• Data to process
──────────────────────────────
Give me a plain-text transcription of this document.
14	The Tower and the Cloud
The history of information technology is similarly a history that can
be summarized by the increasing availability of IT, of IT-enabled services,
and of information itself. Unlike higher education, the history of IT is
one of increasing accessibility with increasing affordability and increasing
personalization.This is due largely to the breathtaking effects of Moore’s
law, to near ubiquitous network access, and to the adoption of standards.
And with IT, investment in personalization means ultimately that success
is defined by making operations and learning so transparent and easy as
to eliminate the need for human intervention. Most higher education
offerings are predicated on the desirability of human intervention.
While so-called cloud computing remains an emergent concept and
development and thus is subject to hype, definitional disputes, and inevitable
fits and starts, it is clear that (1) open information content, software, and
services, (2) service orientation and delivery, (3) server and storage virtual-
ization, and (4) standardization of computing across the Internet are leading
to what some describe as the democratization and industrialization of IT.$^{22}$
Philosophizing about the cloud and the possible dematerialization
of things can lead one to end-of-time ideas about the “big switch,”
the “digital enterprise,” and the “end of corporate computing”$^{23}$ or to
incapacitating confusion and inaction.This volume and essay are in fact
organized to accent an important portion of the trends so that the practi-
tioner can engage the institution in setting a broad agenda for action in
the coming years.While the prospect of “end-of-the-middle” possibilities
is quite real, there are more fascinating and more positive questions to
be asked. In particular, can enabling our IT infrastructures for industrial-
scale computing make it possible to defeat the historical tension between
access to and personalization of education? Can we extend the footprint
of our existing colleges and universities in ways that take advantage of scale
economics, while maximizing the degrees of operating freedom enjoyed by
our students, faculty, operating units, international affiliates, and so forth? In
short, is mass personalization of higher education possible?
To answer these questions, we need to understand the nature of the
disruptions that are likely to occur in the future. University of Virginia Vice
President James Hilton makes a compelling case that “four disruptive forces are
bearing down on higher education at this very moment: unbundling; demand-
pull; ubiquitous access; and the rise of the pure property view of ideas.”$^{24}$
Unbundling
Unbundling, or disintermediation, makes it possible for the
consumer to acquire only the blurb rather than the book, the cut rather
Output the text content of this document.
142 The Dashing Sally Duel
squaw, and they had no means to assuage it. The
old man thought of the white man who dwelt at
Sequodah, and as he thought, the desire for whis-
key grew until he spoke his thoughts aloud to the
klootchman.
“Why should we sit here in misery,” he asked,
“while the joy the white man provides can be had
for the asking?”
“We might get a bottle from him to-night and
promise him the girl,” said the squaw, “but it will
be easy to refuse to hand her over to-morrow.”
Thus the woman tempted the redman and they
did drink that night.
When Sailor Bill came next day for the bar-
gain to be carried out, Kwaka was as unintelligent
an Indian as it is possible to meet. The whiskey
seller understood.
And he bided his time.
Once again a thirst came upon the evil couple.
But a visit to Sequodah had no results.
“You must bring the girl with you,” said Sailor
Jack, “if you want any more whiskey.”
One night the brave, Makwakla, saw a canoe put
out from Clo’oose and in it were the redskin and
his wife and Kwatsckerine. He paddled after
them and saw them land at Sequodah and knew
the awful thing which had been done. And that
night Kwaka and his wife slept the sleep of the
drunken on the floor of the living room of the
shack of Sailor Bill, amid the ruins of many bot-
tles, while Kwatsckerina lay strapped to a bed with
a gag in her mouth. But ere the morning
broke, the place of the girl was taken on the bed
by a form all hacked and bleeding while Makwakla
──────────────────────────────
• Do this
Find how many lines of the material carry the string "ubiquitous". Only the number should be in the answer.

• Reply to the exercise
2